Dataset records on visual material
START

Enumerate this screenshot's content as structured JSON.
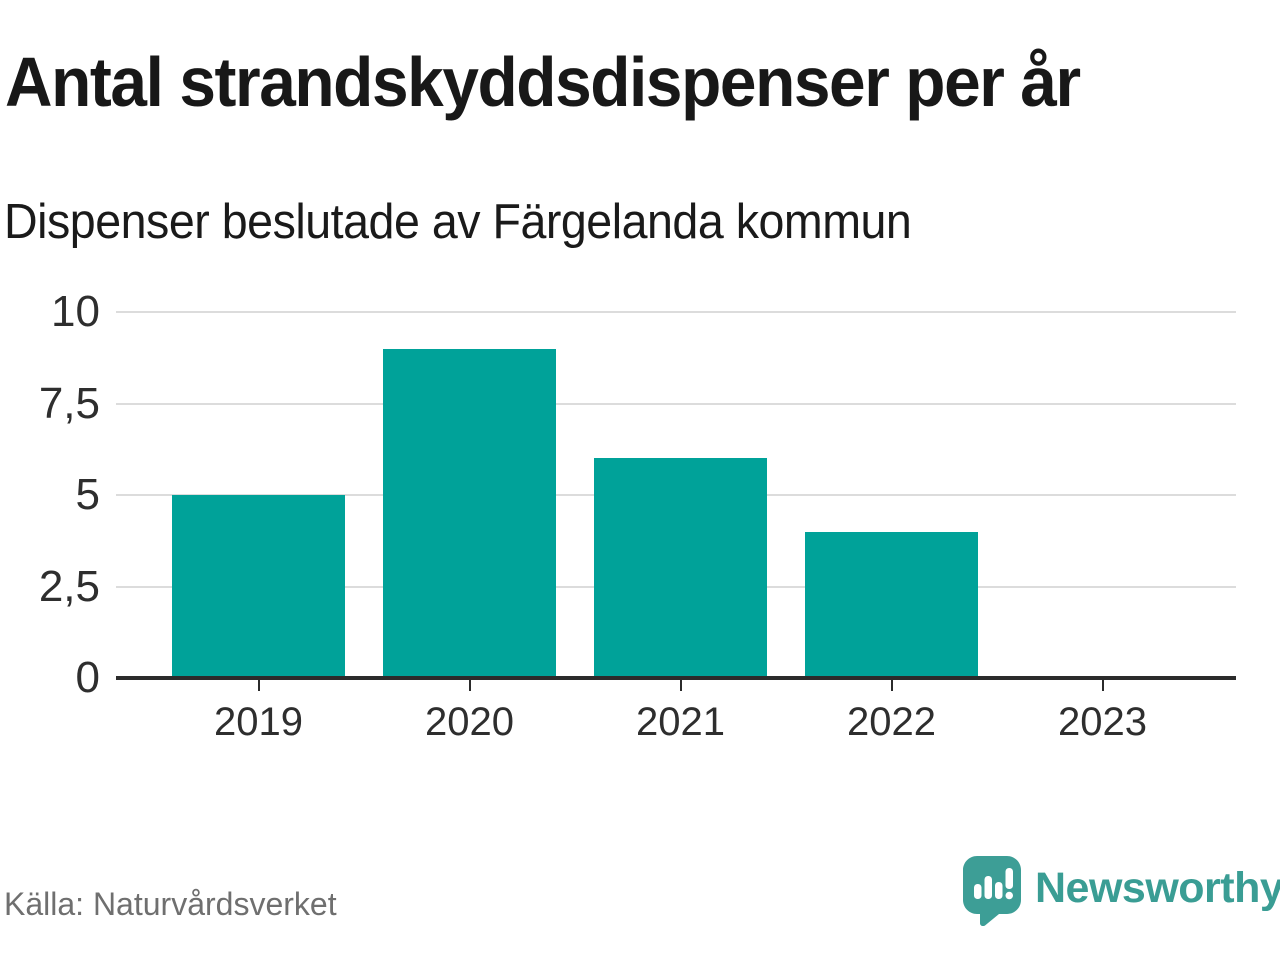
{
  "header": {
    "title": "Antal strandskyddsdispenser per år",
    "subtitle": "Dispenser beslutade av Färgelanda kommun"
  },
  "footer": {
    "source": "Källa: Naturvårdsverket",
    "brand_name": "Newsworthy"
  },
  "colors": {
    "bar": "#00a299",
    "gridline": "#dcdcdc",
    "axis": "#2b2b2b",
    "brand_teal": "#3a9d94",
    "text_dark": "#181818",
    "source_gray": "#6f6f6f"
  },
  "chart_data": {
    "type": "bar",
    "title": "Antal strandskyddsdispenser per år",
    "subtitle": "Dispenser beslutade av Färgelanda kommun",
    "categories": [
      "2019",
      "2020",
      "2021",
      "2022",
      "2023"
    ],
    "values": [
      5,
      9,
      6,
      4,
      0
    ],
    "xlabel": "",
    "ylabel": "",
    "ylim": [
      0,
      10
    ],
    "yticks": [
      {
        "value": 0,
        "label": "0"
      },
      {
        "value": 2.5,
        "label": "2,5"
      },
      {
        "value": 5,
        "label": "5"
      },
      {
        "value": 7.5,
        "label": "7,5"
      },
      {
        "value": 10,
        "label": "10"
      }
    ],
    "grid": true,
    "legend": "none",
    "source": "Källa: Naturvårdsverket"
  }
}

END

WRITTEN INSTRUCTION - The material above must be printed exactly, with its pictures left out.

FULL OUTPUT -
Enumerate this screenshot's content as structured JSON.
{
  "header": {
    "title": "Antal strandskyddsdispenser per år",
    "subtitle": "Dispenser beslutade av Färgelanda kommun"
  },
  "footer": {
    "source": "Källa: Naturvårdsverket",
    "brand_name": "Newsworthy"
  },
  "colors": {
    "bar": "#00a299",
    "gridline": "#dcdcdc",
    "axis": "#2b2b2b",
    "brand_teal": "#3a9d94",
    "text_dark": "#181818",
    "source_gray": "#6f6f6f"
  },
  "chart_data": {
    "type": "bar",
    "title": "Antal strandskyddsdispenser per år",
    "subtitle": "Dispenser beslutade av Färgelanda kommun",
    "categories": [
      "2019",
      "2020",
      "2021",
      "2022",
      "2023"
    ],
    "values": [
      5,
      9,
      6,
      4,
      0
    ],
    "xlabel": "",
    "ylabel": "",
    "ylim": [
      0,
      10
    ],
    "yticks": [
      {
        "value": 0,
        "label": "0"
      },
      {
        "value": 2.5,
        "label": "2,5"
      },
      {
        "value": 5,
        "label": "5"
      },
      {
        "value": 7.5,
        "label": "7,5"
      },
      {
        "value": 10,
        "label": "10"
      }
    ],
    "grid": true,
    "legend": "none",
    "source": "Källa: Naturvårdsverket"
  }
}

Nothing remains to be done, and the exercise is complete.